= TASK TO CARRY OUT =
Please copy every line of the records below that holds the word "jeśli".

####

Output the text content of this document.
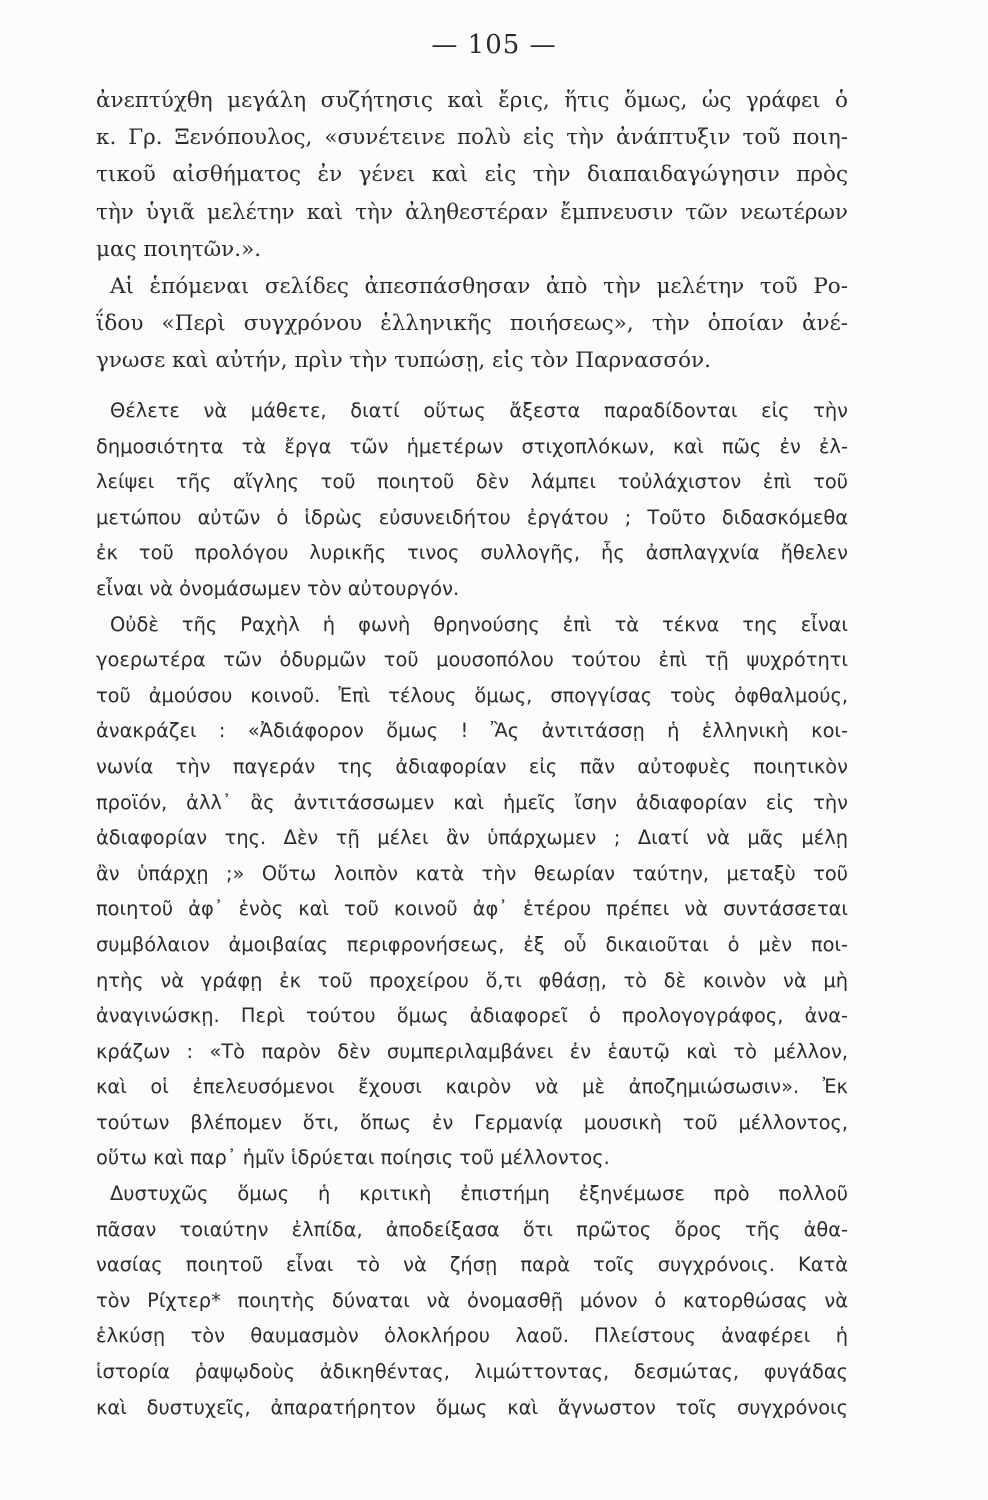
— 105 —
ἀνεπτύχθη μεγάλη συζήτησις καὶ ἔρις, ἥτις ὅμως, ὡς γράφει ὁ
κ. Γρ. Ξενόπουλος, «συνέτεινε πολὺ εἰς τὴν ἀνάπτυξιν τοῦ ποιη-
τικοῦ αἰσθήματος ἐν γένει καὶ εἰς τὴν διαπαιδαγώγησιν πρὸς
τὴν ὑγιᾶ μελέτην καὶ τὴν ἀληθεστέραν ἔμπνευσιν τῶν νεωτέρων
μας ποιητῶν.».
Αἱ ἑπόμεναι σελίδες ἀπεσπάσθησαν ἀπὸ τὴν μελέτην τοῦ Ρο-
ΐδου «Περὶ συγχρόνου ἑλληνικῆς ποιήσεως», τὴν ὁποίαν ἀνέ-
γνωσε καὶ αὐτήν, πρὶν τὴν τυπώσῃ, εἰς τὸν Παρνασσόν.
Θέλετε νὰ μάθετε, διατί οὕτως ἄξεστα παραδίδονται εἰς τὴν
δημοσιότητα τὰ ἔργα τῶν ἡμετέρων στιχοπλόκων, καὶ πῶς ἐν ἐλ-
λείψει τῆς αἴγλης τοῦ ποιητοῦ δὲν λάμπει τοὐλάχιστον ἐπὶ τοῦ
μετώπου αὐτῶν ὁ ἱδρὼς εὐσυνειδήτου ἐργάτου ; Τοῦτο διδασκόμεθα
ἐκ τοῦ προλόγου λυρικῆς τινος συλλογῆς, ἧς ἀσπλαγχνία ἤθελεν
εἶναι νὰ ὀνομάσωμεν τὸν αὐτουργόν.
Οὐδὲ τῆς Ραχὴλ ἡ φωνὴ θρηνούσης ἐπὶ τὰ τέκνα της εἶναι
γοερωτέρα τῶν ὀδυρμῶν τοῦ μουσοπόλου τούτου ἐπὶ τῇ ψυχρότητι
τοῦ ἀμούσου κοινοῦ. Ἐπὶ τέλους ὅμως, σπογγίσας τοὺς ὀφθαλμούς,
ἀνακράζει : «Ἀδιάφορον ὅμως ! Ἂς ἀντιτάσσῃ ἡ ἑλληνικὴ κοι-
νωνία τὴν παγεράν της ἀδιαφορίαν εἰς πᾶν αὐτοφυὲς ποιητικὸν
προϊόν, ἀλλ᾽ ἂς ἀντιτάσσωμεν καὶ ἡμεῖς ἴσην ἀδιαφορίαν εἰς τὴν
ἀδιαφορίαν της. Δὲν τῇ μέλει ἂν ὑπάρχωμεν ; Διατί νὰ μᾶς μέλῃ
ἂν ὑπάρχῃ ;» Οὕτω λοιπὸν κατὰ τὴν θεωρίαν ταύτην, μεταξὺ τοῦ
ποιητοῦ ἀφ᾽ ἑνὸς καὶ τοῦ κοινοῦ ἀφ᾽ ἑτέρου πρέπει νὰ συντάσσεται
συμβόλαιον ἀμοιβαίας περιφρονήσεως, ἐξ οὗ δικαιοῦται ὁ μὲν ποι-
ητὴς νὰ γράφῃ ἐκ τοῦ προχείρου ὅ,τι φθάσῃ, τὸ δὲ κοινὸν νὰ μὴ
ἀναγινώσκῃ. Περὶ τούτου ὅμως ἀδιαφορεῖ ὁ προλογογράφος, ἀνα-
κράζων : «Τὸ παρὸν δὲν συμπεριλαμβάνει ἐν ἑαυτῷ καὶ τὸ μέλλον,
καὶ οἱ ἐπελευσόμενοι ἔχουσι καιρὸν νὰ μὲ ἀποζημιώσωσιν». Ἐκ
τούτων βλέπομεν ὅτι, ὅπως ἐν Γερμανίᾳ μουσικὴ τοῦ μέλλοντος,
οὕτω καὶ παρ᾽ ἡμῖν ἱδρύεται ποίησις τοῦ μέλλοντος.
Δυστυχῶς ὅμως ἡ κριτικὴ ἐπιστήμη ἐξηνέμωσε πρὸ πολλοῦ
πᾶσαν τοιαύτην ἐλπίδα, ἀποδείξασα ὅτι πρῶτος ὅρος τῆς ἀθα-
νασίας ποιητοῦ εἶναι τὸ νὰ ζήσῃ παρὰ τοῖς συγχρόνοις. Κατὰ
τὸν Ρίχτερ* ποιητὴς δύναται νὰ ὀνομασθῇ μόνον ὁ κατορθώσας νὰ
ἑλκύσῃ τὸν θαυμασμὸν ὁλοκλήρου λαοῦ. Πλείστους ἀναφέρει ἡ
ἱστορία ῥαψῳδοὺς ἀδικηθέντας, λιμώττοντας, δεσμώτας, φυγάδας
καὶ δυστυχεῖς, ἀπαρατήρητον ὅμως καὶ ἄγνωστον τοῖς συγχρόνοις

####

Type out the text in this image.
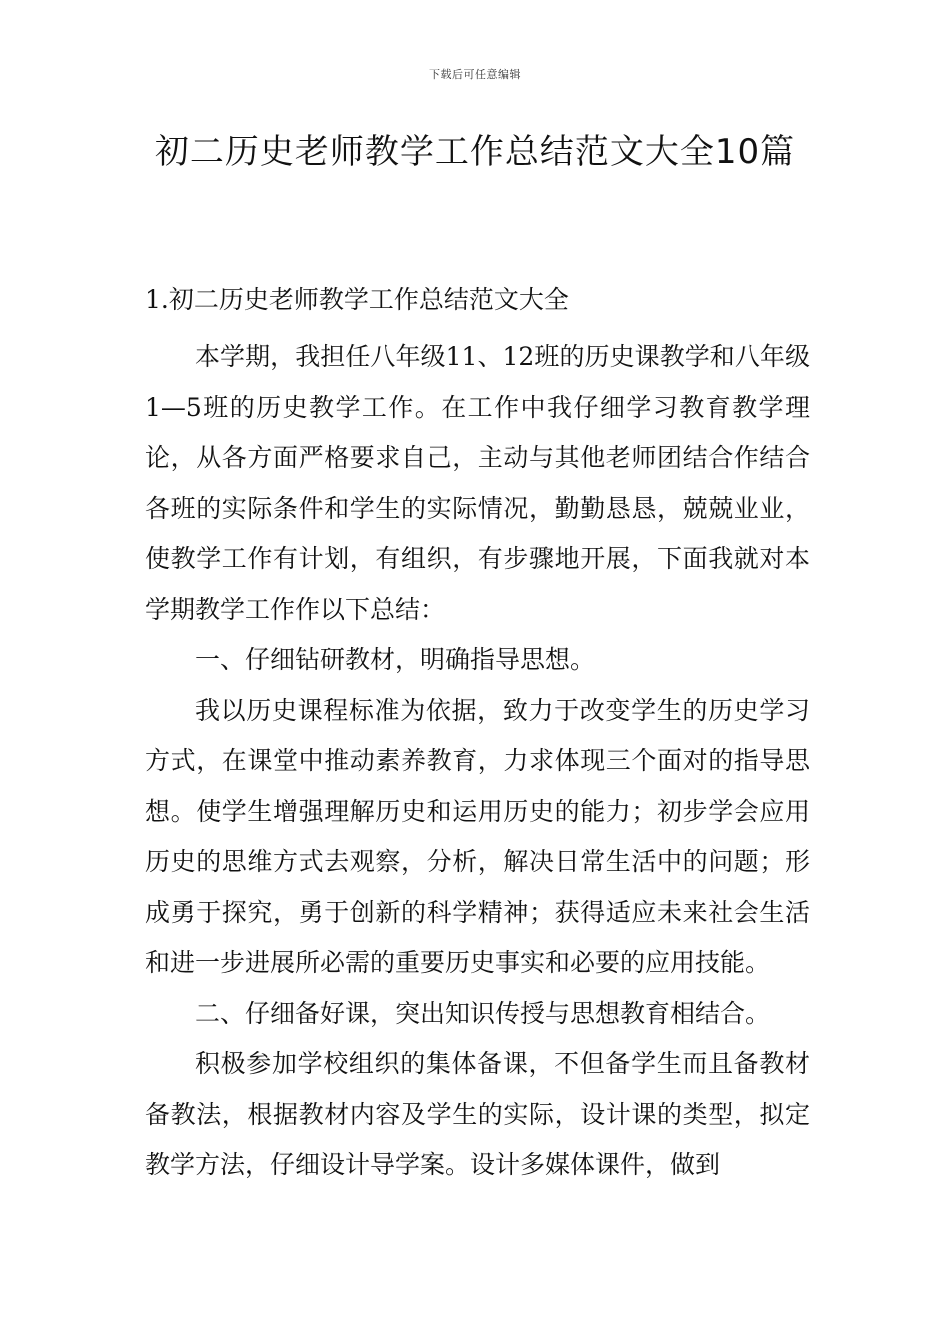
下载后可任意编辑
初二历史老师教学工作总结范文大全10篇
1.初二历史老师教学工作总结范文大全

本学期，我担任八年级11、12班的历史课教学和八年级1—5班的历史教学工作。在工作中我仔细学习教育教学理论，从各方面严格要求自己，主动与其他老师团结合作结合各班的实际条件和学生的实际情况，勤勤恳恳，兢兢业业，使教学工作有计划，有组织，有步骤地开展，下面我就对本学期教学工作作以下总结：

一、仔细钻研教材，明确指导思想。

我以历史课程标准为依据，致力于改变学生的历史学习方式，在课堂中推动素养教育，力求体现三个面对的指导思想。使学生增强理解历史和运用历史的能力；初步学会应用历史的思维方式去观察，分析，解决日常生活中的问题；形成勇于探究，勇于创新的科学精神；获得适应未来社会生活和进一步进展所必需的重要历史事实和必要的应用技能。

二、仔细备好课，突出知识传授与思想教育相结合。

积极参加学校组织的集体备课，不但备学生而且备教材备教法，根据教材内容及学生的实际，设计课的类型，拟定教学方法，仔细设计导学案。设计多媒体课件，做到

####

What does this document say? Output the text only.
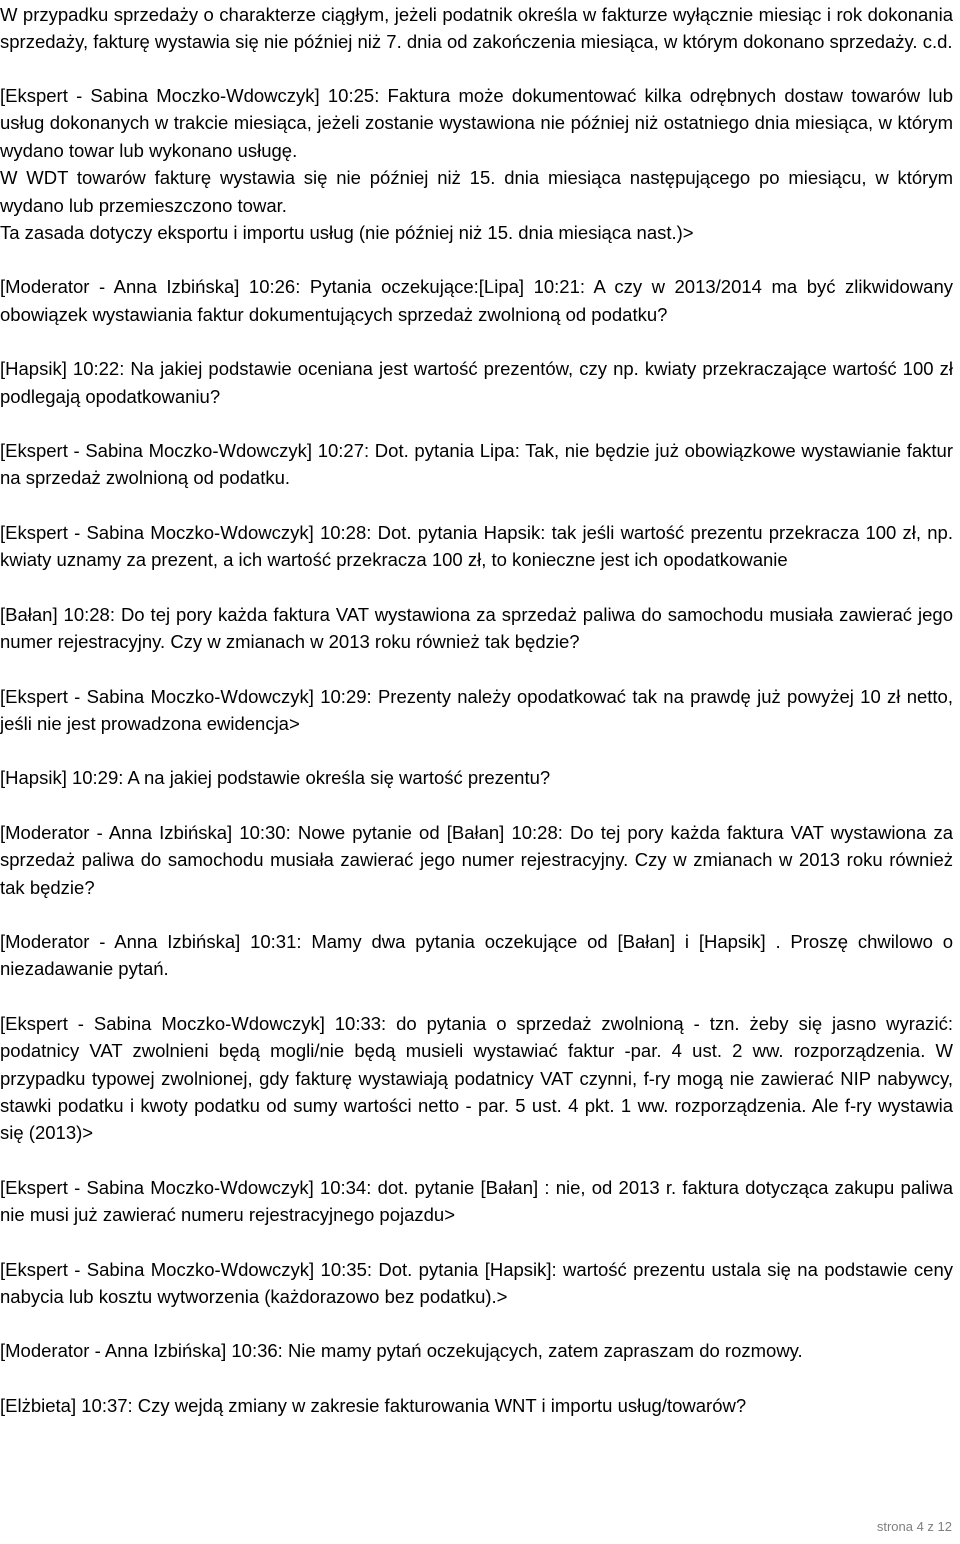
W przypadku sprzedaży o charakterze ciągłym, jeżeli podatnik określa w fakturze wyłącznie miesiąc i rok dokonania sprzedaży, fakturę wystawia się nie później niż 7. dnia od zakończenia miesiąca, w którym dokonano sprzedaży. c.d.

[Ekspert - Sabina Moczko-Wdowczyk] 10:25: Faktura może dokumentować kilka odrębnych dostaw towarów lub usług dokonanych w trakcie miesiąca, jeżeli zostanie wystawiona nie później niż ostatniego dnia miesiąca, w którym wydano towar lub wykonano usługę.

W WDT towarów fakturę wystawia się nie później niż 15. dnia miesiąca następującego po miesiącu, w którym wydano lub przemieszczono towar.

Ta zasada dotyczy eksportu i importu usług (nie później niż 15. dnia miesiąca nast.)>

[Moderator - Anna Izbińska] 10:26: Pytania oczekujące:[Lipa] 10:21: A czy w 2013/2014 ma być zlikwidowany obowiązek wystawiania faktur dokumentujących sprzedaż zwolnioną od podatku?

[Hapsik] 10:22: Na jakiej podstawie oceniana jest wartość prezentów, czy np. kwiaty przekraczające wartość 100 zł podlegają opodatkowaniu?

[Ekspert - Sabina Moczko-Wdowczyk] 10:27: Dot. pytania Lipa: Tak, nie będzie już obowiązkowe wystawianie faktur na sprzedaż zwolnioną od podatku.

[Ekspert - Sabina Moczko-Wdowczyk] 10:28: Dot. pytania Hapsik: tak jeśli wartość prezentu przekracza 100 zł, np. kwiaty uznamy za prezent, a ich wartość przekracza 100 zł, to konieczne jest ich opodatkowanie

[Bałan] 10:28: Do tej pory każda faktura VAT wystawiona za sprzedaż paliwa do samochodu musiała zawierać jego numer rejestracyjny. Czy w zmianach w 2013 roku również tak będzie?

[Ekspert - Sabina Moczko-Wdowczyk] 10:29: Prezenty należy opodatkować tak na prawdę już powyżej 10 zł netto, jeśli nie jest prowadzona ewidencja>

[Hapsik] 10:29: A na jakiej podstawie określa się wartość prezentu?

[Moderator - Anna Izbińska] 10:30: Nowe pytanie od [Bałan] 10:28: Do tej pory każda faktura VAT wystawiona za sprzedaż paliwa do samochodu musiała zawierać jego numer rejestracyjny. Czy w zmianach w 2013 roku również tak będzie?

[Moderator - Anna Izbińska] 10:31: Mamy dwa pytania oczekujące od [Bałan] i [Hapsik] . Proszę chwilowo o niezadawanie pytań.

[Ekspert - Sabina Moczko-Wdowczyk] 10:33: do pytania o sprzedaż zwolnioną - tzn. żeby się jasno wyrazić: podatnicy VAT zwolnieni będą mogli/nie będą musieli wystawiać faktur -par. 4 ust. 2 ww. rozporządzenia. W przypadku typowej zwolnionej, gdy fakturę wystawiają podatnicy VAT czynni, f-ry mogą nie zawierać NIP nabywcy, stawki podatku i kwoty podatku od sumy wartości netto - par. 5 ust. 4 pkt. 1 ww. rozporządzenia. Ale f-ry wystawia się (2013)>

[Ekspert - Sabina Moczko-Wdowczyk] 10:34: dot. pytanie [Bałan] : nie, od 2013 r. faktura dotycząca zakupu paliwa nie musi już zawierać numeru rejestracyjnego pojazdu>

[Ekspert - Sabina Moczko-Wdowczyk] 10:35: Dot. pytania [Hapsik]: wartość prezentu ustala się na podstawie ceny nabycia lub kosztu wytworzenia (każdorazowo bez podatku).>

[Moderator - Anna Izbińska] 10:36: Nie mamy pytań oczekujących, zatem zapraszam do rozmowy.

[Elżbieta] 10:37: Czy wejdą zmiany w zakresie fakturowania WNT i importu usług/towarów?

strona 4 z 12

####

= OUTPUT =
[Ekspert - Sabina Moczko-Wdowczyk] 10:28: Dot. pytania Hapsik: tak jeśli wartość prezentu przekracza 100 zł, np. kwiaty uznamy za prezent, a ich wartość przekracza 100 zł, to konieczne jest ich opodatkowanie
[Ekspert - Sabina Moczko-Wdowczyk] 10:29: Prezenty należy opodatkować tak na prawdę już powyżej 10 zł netto, jeśli nie jest prowadzona ewidencja>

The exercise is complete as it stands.